== STATED PROBLEM ==
Find the word "MSLP" in the material below and gather every line that contains it.

Start of INFORMATION PROVIDED

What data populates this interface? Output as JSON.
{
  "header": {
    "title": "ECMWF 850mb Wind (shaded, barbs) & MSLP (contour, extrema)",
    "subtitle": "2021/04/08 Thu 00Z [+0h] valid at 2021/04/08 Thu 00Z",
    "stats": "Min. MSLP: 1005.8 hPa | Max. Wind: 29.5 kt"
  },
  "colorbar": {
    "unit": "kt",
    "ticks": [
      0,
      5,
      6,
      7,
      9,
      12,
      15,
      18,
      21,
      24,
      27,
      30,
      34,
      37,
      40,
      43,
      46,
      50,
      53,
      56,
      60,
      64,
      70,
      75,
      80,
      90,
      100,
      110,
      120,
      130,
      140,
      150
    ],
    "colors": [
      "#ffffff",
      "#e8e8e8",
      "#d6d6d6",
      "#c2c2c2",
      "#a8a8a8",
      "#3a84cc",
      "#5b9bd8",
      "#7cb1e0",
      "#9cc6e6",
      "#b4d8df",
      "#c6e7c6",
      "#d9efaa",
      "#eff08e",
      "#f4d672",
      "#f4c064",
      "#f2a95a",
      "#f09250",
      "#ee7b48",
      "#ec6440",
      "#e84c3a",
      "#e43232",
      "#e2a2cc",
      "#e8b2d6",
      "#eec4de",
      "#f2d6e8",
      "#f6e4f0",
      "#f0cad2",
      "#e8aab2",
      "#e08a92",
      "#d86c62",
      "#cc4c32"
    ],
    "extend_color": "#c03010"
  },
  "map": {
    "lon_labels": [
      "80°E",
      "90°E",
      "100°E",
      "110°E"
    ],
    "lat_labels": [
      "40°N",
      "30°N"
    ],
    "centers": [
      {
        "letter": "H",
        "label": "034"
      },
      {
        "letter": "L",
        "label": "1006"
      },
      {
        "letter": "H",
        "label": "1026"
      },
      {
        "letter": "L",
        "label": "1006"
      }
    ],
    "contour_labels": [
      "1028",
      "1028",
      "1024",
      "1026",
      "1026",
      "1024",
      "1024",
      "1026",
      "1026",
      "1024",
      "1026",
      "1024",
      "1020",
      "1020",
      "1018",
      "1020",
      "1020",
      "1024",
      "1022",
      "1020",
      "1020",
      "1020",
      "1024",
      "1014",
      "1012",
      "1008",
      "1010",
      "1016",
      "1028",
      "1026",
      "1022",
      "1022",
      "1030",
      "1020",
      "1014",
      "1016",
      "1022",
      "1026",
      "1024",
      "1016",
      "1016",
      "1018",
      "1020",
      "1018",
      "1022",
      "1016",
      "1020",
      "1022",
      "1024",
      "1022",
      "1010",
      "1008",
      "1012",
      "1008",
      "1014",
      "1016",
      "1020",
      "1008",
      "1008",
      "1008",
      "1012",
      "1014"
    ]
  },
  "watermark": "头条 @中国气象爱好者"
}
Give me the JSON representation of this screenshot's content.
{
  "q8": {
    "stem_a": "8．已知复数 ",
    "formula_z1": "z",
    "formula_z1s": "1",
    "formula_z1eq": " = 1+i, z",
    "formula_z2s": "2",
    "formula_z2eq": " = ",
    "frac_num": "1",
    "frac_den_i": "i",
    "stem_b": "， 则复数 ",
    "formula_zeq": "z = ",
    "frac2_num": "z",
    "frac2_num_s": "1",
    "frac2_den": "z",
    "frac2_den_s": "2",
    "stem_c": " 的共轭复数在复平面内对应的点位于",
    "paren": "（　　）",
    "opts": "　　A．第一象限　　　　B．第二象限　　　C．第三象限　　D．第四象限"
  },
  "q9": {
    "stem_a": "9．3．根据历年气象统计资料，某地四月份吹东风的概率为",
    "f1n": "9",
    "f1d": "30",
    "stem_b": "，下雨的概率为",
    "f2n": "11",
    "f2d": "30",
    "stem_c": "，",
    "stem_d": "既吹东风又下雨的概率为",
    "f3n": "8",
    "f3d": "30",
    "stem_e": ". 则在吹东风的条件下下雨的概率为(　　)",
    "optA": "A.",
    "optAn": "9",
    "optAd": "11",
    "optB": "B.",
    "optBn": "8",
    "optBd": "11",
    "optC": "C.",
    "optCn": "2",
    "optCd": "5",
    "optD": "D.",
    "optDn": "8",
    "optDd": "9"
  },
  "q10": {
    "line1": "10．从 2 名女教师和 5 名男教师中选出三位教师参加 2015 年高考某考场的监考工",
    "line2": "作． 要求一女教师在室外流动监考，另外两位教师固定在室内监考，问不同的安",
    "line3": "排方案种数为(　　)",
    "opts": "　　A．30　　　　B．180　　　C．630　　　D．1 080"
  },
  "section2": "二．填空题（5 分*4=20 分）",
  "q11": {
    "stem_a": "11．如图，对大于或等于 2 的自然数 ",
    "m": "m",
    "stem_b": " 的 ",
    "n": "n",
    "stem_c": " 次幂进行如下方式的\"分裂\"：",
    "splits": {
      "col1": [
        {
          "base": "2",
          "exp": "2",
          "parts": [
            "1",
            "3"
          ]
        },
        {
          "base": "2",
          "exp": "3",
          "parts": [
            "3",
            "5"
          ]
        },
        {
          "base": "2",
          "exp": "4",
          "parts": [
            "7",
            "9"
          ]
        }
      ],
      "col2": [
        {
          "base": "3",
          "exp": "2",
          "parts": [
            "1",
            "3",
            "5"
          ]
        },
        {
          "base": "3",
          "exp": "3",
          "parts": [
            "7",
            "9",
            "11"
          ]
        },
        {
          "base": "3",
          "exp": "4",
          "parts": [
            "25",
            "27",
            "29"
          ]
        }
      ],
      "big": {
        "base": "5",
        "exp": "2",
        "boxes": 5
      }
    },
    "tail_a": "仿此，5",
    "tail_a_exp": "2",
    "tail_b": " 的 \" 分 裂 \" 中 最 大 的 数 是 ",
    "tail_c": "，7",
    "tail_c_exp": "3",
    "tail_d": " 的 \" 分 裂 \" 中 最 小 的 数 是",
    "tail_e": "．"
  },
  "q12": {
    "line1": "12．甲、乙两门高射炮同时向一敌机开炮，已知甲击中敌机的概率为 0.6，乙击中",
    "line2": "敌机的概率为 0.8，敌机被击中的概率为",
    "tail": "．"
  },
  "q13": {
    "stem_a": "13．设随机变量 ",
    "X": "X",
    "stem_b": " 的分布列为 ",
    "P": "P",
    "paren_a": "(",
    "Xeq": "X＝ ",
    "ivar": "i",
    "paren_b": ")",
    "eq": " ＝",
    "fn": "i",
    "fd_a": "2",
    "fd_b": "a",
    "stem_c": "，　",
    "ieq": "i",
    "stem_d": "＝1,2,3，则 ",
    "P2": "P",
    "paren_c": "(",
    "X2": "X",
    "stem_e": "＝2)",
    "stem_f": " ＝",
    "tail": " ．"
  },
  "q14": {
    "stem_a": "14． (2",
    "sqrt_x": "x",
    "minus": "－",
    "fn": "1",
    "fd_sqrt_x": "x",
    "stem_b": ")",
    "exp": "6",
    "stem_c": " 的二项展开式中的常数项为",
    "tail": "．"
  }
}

End of INFORMATION PROVIDED

== TASK ANSWER ==
    "title": "ECMWF 850mb Wind (shaded, barbs) & MSLP (contour, extrema)",
    "stats": "Min. MSLP: 1005.8 hPa | Max. Wind: 29.5 kt"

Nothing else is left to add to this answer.